◆ DESCRIPTION OF THE TASK:
With the pictures left out, copy the listing below exactly.

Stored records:
#####

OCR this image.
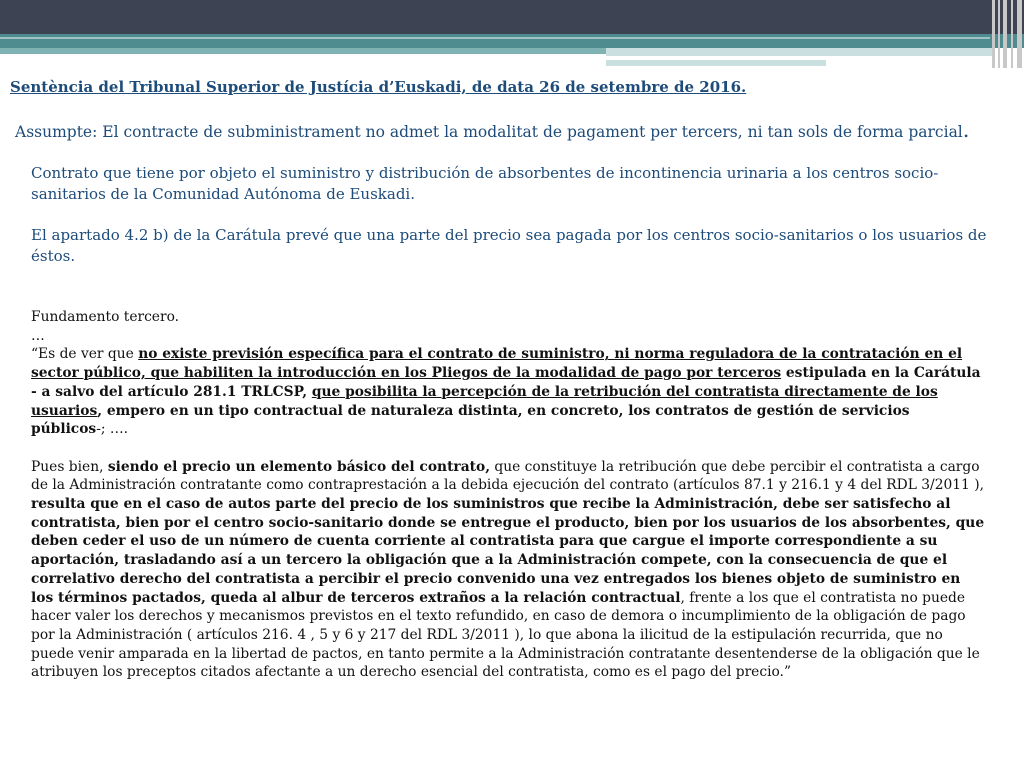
Sentència del Tribunal Superior de Justícia d’Euskadi, de data 26 de setembre de 2016.
Assumpte: El contracte de subministrament no admet la modalitat de pagament per tercers, ni tan sols de forma parcial.

Contrato que tiene por objeto el suministro y distribución de absorbentes de incontinencia urinaria a los centros socio- sanitarios de la Comunidad Autónoma de Euskadi.

El apartado 4.2 b) de la Carátula prevé que una parte del precio sea pagada por los centros socio-sanitarios o los usuarios de éstos.

Fundamento tercero.

…

“Es de ver que no existe previsión específica para el contrato de suministro, ni norma reguladora de la contratación en el sector público, que habiliten la introducción en los Pliegos de la modalidad de pago por terceros estipulada en la Carátula - a salvo del artículo 281.1 TRLCSP, que posibilita la percepción de la retribución del contratista directamente de los usuarios, empero en un tipo contractual de naturaleza distinta, en concreto, los contratos de gestión de servicios públicos-; ….

Pues bien, siendo el precio un elemento básico del contrato, que constituye la retribución que debe percibir el contratista a cargo de la Administración contratante como contraprestación a la debida ejecución del contrato (artículos 87.1 y 216.1 y 4 del RDL 3/2011 ), resulta que en el caso de autos parte del precio de los suministros que recibe la Administración, debe ser satisfecho al contratista, bien por el centro socio-sanitario donde se entregue el producto, bien por los usuarios de los absorbentes, que deben ceder el uso de un número de cuenta corriente al contratista para que cargue el importe correspondiente a su aportación, trasladando así a un tercero la obligación que a la Administración compete, con la consecuencia de que el correlativo derecho del contratista a percibir el precio convenido una vez entregados los bienes objeto de suministro en los términos pactados, queda al albur de terceros extraños a la relación contractual, frente a los que el contratista no puede hacer valer los derechos y mecanismos previstos en el texto refundido, en caso de demora o incumplimiento de la obligación de pago por la Administración ( artículos 216. 4 , 5 y 6 y 217 del RDL 3/2011 ), lo que abona la ilicitud de la estipulación recurrida, que no puede venir amparada en la libertad de pactos, en tanto permite a la Administración contratante desentenderse de la obligación que le atribuyen los preceptos citados afectante a un derecho esencial del contratista, como es el pago del precio.”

#####

◆ EXERCISE SOLUTION:
OCR this image.
Sentència del Tribunal Superior de Justícia d’Euskadi, de data 26 de setembre de 2016.
Assumpte: El contracte de subministrament no admet la modalitat de pagament per tercers, ni tan sols de forma parcial.

Contrato que tiene por objeto el suministro y distribución de absorbentes de incontinencia urinaria a los centros socio- sanitarios de la Comunidad Autónoma de Euskadi.

El apartado 4.2 b) de la Carátula prevé que una parte del precio sea pagada por los centros socio-sanitarios o los usuarios de éstos.

Fundamento tercero.

…

“Es de ver que no existe previsión específica para el contrato de suministro, ni norma reguladora de la contratación en el sector público, que habiliten la introducción en los Pliegos de la modalidad de pago por terceros estipulada en la Carátula - a salvo del artículo 281.1 TRLCSP, que posibilita la percepción de la retribución del contratista directamente de los usuarios, empero en un tipo contractual de naturaleza distinta, en concreto, los contratos de gestión de servicios públicos-; ….

Pues bien, siendo el precio un elemento básico del contrato, que constituye la retribución que debe percibir el contratista a cargo de la Administración contratante como contraprestación a la debida ejecución del contrato (artículos 87.1 y 216.1 y 4 del RDL 3/2011 ), resulta que en el caso de autos parte del precio de los suministros que recibe la Administración, debe ser satisfecho al contratista, bien por el centro socio-sanitario donde se entregue el producto, bien por los usuarios de los absorbentes, que deben ceder el uso de un número de cuenta corriente al contratista para que cargue el importe correspondiente a su aportación, trasladando así a un tercero la obligación que a la Administración compete, con la consecuencia de que el correlativo derecho del contratista a percibir el precio convenido una vez entregados los bienes objeto de suministro en los términos pactados, queda al albur de terceros extraños a la relación contractual, frente a los que el contratista no puede hacer valer los derechos y mecanismos previstos en el texto refundido, en caso de demora o incumplimiento de la obligación de pago por la Administración ( artículos 216. 4 , 5 y 6 y 217 del RDL 3/2011 ), lo que abona la ilicitud de la estipulación recurrida, que no puede venir amparada en la libertad de pactos, en tanto permite a la Administración contratante desentenderse de la obligación que le atribuyen los preceptos citados afectante a un derecho esencial del contratista, como es el pago del precio.”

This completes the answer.